### Document extract:
>>>>

How NOT to Cross a Ditch with a 3-Year-Old

By Cliff Springs

Okay, okay okay.  You can probably already guess by the title that this isn’t going to turn out well. 

I have two season tickets to the University of South Carolina Gamecocks basketball games.  The best thing about having these tickets is that the past three seasons, I’ve been able to alternate taking my kids with me.  My oldest is 5, my twins are 3 (girl/boy).

A few weeks back, a friend offered me two more tickets to one of the games.  I got this crazy idea to give my wife an evening to herself—I decided to take all three kids to a game by myself.  In retelling this story since “the incident”, many of my wife’s friends immediately start laughing at this point, somehow assuming that I was asking for trouble taking two three-year-olds and a five-year-old to a game by myself.  I’m proud to say they were wrong in their assumption.  I managed my kids just fine.  Although the twins got a bit more restless as the game went on, all in all, there was nothing about the evening that would make me avoid a second attempt should another extra pair of tickets suddenly manifest.

No, “the incident” was purely my own doing.

My wife and I decided that we were ready to cut back on our sports attendance this year and gave up our football tickets and reduced our Gamecock Club membership level.  The costs for the games had gone up significantly and it had become a chore to arrange for babysitting for the kids every time there was a game.  As I mentioned, however, I kept the basketball tickets solely because I could use them as an opportunity to do something individually with each of my kids.  Unfortunately, by lowering my membership level, I had to also give up my nice parking spot right next to the arena.

<<<<

### Set task 1:
Repeat the passage of the story about taking three children to a basketball game, starting at "A few weeks" and ending at "tickets suddenly manifest.".
### Set task 2:
Finish out the next part of the story about taking three children to a basketball game, picking up after its final sentence.

Layout coordinate data:
>>>>

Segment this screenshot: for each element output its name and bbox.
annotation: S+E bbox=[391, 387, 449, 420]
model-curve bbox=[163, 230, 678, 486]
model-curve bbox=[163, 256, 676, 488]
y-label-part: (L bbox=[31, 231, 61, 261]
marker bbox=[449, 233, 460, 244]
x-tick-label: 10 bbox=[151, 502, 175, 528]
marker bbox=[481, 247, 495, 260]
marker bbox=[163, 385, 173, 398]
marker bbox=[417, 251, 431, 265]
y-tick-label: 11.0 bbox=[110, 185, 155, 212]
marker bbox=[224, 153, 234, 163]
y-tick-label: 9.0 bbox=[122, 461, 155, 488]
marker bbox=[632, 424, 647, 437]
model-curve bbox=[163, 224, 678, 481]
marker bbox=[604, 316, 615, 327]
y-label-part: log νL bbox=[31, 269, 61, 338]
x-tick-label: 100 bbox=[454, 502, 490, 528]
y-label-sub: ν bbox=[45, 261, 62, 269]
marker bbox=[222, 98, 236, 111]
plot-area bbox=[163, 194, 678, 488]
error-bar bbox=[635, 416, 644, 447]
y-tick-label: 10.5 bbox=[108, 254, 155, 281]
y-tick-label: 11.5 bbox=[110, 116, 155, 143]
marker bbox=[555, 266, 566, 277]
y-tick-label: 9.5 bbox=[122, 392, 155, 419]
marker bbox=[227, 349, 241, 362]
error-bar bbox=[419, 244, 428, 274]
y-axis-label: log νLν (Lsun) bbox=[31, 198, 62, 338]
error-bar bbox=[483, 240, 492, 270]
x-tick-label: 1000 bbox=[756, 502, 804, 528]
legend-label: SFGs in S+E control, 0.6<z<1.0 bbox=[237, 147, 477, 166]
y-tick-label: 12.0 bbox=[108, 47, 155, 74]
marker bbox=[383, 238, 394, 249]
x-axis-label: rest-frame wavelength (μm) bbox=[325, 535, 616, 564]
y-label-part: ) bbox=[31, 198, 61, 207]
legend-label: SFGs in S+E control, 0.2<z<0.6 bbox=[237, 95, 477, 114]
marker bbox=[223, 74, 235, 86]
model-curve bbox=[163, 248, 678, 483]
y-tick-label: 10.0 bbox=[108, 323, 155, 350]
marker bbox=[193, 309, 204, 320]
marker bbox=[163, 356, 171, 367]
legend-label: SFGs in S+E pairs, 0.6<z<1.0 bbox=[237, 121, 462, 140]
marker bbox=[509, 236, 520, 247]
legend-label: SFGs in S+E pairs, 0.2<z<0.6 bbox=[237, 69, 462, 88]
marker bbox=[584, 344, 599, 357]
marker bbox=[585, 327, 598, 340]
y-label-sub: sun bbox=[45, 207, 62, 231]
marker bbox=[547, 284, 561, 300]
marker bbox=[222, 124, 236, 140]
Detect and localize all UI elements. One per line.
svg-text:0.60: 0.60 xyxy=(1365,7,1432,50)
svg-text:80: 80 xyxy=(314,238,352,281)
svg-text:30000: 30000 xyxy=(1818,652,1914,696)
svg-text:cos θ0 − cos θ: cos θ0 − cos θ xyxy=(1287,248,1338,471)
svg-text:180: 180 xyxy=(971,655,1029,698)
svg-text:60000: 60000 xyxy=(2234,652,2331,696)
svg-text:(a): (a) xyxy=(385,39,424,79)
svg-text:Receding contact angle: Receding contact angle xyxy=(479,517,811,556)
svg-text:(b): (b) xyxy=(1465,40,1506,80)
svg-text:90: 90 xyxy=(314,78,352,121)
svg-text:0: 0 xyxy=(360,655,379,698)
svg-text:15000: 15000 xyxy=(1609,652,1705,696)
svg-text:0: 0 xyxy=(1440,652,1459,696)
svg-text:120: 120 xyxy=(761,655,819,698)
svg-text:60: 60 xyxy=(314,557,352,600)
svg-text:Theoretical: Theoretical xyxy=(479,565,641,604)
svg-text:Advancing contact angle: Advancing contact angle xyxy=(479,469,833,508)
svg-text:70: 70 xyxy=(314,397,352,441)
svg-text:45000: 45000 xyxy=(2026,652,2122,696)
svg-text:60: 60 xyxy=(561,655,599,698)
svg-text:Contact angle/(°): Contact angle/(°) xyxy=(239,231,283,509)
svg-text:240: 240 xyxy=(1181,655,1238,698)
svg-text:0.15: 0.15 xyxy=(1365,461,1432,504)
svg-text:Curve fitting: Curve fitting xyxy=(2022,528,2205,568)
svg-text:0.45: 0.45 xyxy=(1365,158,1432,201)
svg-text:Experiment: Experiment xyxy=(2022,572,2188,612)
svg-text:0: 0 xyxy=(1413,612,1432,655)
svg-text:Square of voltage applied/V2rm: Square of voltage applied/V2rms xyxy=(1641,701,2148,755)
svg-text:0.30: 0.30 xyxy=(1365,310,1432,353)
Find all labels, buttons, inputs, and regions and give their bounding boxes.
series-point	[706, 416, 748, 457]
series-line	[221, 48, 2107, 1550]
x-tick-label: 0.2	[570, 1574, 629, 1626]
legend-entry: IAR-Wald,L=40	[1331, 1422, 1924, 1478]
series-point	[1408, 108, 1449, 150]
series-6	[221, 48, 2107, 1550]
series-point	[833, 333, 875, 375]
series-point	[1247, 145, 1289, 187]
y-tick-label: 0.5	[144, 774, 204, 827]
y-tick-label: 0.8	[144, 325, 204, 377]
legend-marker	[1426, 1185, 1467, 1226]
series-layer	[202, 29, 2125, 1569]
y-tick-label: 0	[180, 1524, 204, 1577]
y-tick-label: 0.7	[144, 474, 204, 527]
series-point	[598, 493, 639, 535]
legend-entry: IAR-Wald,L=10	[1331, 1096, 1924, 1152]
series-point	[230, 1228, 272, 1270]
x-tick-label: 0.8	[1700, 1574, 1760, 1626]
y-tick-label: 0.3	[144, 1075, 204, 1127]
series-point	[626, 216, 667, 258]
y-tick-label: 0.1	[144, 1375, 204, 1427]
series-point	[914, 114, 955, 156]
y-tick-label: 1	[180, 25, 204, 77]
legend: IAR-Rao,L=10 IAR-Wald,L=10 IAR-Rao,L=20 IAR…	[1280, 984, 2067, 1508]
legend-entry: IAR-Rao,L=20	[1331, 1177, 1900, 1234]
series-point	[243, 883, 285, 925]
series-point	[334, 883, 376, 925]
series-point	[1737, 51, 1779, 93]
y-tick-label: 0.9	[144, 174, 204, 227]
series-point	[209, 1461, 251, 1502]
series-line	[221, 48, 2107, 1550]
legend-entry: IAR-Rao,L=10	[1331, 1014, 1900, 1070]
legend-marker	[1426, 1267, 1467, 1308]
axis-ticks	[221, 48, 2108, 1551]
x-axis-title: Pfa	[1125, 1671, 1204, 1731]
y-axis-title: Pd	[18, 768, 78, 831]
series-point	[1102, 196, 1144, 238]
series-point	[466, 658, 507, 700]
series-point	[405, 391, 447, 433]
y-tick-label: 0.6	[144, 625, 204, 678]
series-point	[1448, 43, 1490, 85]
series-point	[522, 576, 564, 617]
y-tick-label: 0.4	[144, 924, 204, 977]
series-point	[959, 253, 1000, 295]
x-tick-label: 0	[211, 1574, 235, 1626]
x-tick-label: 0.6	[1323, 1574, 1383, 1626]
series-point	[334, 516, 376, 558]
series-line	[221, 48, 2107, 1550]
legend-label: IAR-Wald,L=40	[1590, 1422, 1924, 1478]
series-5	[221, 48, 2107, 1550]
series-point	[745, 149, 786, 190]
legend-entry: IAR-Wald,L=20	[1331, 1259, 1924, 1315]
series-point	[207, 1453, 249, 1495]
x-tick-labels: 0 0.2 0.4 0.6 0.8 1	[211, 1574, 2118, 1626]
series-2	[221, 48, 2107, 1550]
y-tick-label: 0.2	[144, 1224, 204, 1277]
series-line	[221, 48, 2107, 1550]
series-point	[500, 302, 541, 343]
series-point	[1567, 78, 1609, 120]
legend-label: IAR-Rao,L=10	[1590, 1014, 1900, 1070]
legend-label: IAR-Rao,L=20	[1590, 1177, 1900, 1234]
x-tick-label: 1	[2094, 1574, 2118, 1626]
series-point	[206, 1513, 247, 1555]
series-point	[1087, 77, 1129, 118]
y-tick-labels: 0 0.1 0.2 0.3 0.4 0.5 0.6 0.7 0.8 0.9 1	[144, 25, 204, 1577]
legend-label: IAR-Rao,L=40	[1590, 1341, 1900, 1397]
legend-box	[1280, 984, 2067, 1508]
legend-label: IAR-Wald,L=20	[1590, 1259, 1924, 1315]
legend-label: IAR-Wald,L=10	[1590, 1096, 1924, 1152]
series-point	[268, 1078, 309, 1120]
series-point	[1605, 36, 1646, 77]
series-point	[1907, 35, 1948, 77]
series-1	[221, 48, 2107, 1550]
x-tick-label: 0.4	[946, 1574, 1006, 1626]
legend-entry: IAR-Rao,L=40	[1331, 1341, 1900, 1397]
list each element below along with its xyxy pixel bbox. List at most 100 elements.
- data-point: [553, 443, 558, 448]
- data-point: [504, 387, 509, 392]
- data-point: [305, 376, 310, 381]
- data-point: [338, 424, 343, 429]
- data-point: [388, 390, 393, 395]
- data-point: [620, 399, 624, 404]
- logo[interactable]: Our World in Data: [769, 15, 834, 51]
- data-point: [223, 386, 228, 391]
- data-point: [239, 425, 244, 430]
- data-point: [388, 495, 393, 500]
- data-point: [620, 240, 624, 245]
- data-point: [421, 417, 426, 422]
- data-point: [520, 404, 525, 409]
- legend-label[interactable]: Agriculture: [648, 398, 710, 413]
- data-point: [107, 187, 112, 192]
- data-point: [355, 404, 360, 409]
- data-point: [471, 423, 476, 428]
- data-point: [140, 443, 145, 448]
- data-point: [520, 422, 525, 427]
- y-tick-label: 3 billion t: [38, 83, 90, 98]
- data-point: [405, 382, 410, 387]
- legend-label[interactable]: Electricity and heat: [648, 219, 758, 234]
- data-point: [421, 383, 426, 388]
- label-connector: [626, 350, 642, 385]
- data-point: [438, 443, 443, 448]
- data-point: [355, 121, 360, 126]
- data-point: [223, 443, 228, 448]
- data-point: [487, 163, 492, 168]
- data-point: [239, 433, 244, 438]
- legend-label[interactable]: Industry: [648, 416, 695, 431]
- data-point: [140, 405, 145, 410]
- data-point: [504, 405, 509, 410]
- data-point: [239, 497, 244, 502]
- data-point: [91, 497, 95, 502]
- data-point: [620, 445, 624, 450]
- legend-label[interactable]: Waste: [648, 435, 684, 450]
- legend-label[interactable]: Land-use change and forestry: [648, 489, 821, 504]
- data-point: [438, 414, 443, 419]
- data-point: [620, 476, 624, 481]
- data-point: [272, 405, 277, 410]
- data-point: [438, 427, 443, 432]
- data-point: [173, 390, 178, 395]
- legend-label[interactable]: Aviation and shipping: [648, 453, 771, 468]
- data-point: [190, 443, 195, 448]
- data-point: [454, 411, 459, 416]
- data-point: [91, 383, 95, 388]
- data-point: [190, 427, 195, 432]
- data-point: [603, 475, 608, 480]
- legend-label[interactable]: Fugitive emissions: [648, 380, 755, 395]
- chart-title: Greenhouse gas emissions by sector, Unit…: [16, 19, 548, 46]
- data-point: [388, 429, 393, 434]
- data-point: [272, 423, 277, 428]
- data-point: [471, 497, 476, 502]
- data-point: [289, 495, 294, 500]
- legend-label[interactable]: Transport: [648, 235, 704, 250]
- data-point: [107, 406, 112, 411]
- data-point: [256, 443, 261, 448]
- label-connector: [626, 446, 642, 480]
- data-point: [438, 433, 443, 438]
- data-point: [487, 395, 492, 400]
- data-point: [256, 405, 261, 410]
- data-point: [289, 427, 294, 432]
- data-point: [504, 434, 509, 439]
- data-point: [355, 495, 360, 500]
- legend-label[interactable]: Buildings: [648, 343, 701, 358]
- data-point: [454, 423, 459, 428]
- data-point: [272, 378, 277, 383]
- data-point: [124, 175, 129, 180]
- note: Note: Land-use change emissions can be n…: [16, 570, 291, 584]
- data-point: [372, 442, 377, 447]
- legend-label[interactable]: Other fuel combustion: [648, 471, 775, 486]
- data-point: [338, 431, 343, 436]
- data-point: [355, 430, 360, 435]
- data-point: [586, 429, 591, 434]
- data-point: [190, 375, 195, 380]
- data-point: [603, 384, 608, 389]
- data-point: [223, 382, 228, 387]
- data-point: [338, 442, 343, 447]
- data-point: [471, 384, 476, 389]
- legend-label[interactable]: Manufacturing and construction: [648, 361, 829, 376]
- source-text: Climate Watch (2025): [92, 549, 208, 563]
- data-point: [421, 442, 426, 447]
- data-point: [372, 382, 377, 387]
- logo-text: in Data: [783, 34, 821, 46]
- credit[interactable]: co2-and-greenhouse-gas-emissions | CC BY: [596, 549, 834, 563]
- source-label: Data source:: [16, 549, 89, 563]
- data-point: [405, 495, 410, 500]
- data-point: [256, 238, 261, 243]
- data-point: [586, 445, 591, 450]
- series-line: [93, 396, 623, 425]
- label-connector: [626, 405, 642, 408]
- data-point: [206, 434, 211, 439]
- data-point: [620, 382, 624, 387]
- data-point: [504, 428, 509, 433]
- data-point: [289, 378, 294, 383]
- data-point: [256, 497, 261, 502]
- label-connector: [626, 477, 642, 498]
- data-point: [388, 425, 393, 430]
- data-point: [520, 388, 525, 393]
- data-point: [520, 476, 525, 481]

<<<<

### Exercise response 1:
A few weeks back, a friend offered me two more tickets to one of the games.  I got this crazy idea to give my wife an evening to herself—I decided to take all three kids to a game by myself.  In retelling this story since “the incident”, many of my wife’s friends immediately start laughing at this point, somehow assuming that I was asking for trouble taking two three-year-olds and a five-year-old to a game by myself.  I’m proud to say they were wrong in their assumption.  I managed my kids just fine.  Although the twins got a bit more restless as the game went on, all in all, there was nothing about the evening that would make me avoid a second attempt should another extra pair of tickets suddenly manifest.

### Exercise response 2:
This is where the problem starts.

Once last year, with my then two-year-old daughter by my side, we found ourselves in static traffic with game time looming.  I pulled over to follow some other vehicles as they parked behind a warehouse across some railroad tracks from the arena.  It turned out that after crossing the tracks, you were right at the back side of the arena—a pretty convenient parking space in fact.

Since I no longer had my parking space, I decided to park behind the warehouses again.  What I didn’t really remember was the terrain that must be traversed in order to cross the two railroad tracks.  First, you must descend about 15 feet down a fairly steep slope—steep enough that someone else had strung a cable up the other side to help everyone shinny up the embankment.  When it was just me and my two-year-old the year before, I simply held her and shuffled down the slope.  All of my ridiculous childhood near-death experiences with Brian Carter have left me with superior balance as an adult.  I rarely stumble in such situations—and didn’t last year or the night of “the incident”.

But on this particular night, I had three kids.  I grabbed my 3-year-old boy and proceeded downward after telling my girls to stay put.  My oldest girl either didn’t hear me or didn’t listen and started down while holding my baby girl’s hand before I realized what was happening.  Suffice it to say that my baby girl was basically being dragged face-first down the side.  After a quick rescue and a stern rebuke to my oldest, we all crossed the railroad tracks.

Here is where it gets a little more interesting.  Before you can climb the other side, you must hop across a ditch that’s probably 3 feet wide—just narrow enough to straddle, but wide enough to have difficulty “un-straddling” without worrying about splashing or get bogged in the soft mud.  Fortunately, there were some other game-goers behind me who offered to hand me my kids across the ditch.  One-by-one we crossed, scooted up the hill, and on to the game from there.

With about 10 minutes left in the game, the twins were getting restless and the game was running long—well past all of the kids’ bedtimes.  So we left.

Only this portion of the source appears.